### SET TASK
Extract every record, exactly as written, and ignore the pictures.

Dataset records
....

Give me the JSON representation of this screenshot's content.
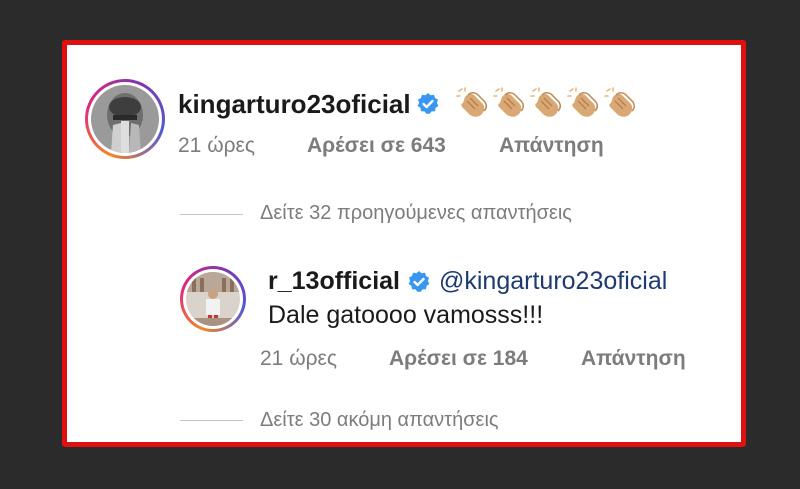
{
  "comment": {
    "username": "kingarturo23oficial",
    "emoji": "👏🏼👏🏼👏🏼👏🏼👏🏼",
    "time": "21 ώρες",
    "likes": "Αρέσει σε 643",
    "reply": "Απάντηση",
    "view_previous": "Δείτε 32 προηγούμενες απαντήσεις"
  },
  "reply_comment": {
    "username": "r_13official",
    "mention": "@kingarturo23oficial",
    "text": "Dale gatoooo vamosss!!!",
    "time": "21 ώρες",
    "likes": "Αρέσει σε 184",
    "reply": "Απάντηση",
    "view_more": "Δείτε 30 ακόμη απαντήσεις"
  },
  "colors": {
    "highlight_border": "#e01010",
    "verified_blue": "#3897f0",
    "mention_blue": "#1e3a6e",
    "meta_gray": "#7c7c7c"
  },
  "icons": {
    "verified": "verified-badge-icon",
    "clap": "clapping-hands-icon"
  }
}
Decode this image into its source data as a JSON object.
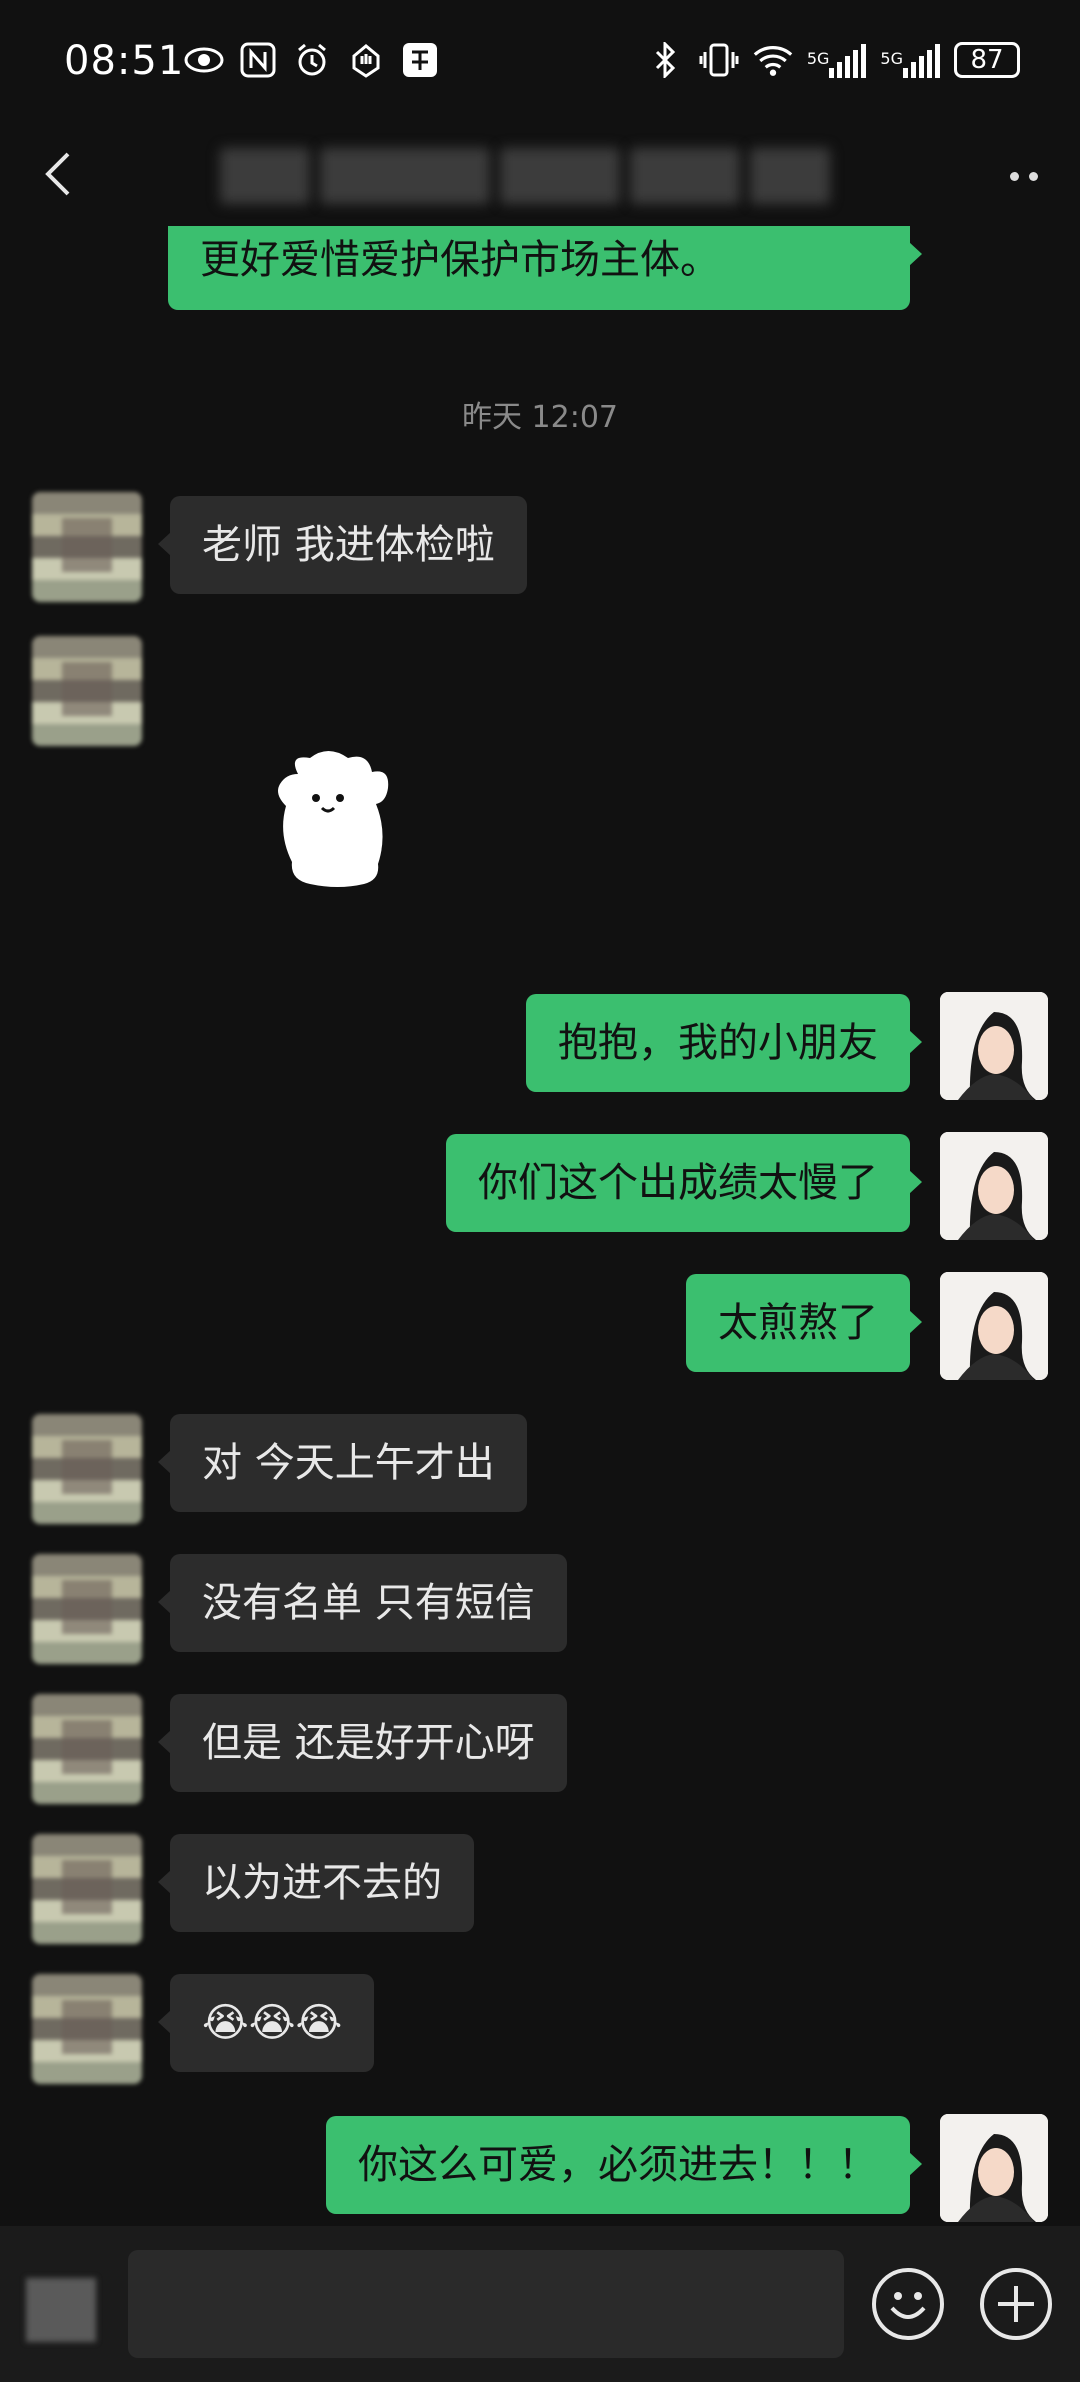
{
  "status_bar": {
    "time": "08:51",
    "left_icons": [
      "eye-icon",
      "nfc-icon",
      "alarm-icon",
      "hand-icon",
      "app-icon"
    ],
    "right_icons": [
      "bluetooth-icon",
      "vibrate-icon",
      "wifi-icon",
      "signal-5g-icon",
      "signal-5g-icon"
    ],
    "network_label": "5G",
    "battery": "87"
  },
  "header": {
    "title": "",
    "back_icon": "chevron-left-icon",
    "more_icon": "more-icon"
  },
  "messages": {
    "m0": "更好爱惜爱护保护市场主体。",
    "timestamp": "昨天 12:07",
    "m1": "老师 我进体检啦",
    "m3": "抱抱，我的小朋友",
    "m4": "你们这个出成绩太慢了",
    "m5": "太煎熬了",
    "m6": "对 今天上午才出",
    "m7": "没有名单 只有短信",
    "m8": "但是 还是好开心呀",
    "m9": "以为进不去的",
    "m10": "😭😭😭",
    "m11": "你这么可爱，必须进去！！！"
  },
  "input_bar": {
    "placeholder": "",
    "voice_icon": "voice-icon",
    "emoji_icon": "emoji-icon",
    "plus_icon": "plus-icon"
  },
  "colors": {
    "background": "#111111",
    "incoming_bubble": "#2c2c2c",
    "outgoing_bubble": "#3bbf6f"
  }
}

....

### SOLUTION
Give me the JSON representation of this screenshot's content.
{
  "comment": {
    "username": "kingarturo23oficial",
    "emoji": "👏🏼👏🏼👏🏼👏🏼👏🏼",
    "time": "21 ώρες",
    "likes": "Αρέσει σε 643",
    "reply": "Απάντηση",
    "view_previous": "Δείτε 32 προηγούμενες απαντήσεις"
  },
  "reply_comment": {
    "username": "r_13official",
    "mention": "@kingarturo23oficial",
    "text": "Dale gatoooo vamosss!!!",
    "time": "21 ώρες",
    "likes": "Αρέσει σε 184",
    "reply": "Απάντηση",
    "view_more": "Δείτε 30 ακόμη απαντήσεις"
  },
  "colors": {
    "highlight_border": "#e01010",
    "verified_blue": "#3897f0",
    "mention_blue": "#1e3a6e",
    "meta_gray": "#7c7c7c"
  },
  "icons": {
    "verified": "verified-badge-icon",
    "clap": "clapping-hands-icon"
  }
}
Decode this image into its source data as a JSON object.
{
  "status_bar": {
    "time": "08:51",
    "left_icons": [
      "eye-icon",
      "nfc-icon",
      "alarm-icon",
      "hand-icon",
      "app-icon"
    ],
    "right_icons": [
      "bluetooth-icon",
      "vibrate-icon",
      "wifi-icon",
      "signal-5g-icon",
      "signal-5g-icon"
    ],
    "network_label": "5G",
    "battery": "87"
  },
  "header": {
    "title": "",
    "back_icon": "chevron-left-icon",
    "more_icon": "more-icon"
  },
  "messages": {
    "m0": "更好爱惜爱护保护市场主体。",
    "timestamp": "昨天 12:07",
    "m1": "老师 我进体检啦",
    "m3": "抱抱，我的小朋友",
    "m4": "你们这个出成绩太慢了",
    "m5": "太煎熬了",
    "m6": "对 今天上午才出",
    "m7": "没有名单 只有短信",
    "m8": "但是 还是好开心呀",
    "m9": "以为进不去的",
    "m10": "😭😭😭",
    "m11": "你这么可爱，必须进去！！！"
  },
  "input_bar": {
    "placeholder": "",
    "voice_icon": "voice-icon",
    "emoji_icon": "emoji-icon",
    "plus_icon": "plus-icon"
  },
  "colors": {
    "background": "#111111",
    "incoming_bubble": "#2c2c2c",
    "outgoing_bubble": "#3bbf6f"
  }
}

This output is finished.